### Written instruction
Give every line from the entries that contains "document".
------
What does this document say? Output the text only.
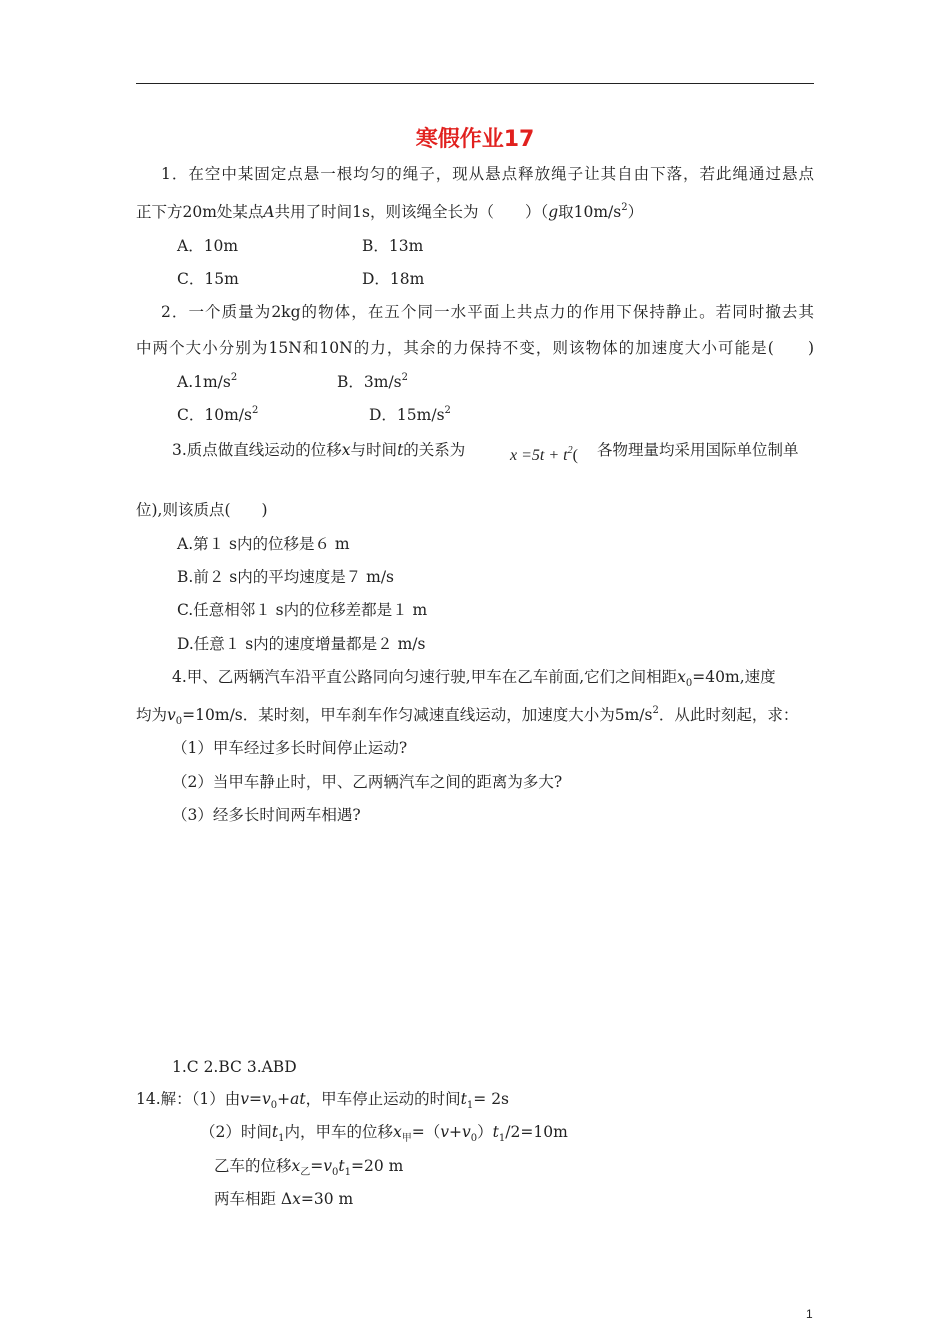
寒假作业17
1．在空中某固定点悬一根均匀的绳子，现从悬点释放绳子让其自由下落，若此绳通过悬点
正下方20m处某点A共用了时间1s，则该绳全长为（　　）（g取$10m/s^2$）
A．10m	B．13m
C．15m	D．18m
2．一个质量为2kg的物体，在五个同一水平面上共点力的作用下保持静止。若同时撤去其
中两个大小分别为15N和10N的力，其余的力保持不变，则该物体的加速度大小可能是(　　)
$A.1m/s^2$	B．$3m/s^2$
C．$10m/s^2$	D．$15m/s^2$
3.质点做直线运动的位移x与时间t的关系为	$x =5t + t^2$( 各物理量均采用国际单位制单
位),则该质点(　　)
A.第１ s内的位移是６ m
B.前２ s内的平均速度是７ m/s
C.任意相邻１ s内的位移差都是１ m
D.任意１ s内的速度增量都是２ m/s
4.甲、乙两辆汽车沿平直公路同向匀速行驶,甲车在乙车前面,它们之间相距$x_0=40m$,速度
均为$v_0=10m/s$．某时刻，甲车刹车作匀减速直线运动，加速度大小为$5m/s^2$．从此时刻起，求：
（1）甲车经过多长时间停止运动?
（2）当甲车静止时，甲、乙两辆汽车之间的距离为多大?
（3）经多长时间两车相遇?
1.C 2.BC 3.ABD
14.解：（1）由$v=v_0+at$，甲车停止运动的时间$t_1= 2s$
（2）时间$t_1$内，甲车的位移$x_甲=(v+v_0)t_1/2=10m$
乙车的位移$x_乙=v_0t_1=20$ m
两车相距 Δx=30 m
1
------
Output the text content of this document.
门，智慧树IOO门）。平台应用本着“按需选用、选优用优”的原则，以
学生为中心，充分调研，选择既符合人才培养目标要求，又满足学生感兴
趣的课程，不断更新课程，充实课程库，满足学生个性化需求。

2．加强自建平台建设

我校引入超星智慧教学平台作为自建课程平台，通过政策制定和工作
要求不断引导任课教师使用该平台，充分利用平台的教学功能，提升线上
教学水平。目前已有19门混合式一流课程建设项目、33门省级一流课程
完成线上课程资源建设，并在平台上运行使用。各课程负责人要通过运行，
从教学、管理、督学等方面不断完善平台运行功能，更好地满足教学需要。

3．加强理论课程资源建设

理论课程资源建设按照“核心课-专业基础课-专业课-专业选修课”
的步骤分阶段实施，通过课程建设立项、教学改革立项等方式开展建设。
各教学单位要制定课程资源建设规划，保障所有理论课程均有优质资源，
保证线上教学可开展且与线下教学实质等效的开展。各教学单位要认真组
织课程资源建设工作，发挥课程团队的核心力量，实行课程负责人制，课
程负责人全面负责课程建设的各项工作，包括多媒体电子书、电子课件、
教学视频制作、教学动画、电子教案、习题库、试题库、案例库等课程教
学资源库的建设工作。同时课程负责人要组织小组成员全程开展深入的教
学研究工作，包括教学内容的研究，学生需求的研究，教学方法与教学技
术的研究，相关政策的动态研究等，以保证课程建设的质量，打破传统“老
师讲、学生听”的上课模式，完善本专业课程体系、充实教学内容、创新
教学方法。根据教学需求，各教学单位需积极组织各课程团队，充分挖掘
------
### Solution to the problem
What does this document say? Output the text only.
Output the text content of this document.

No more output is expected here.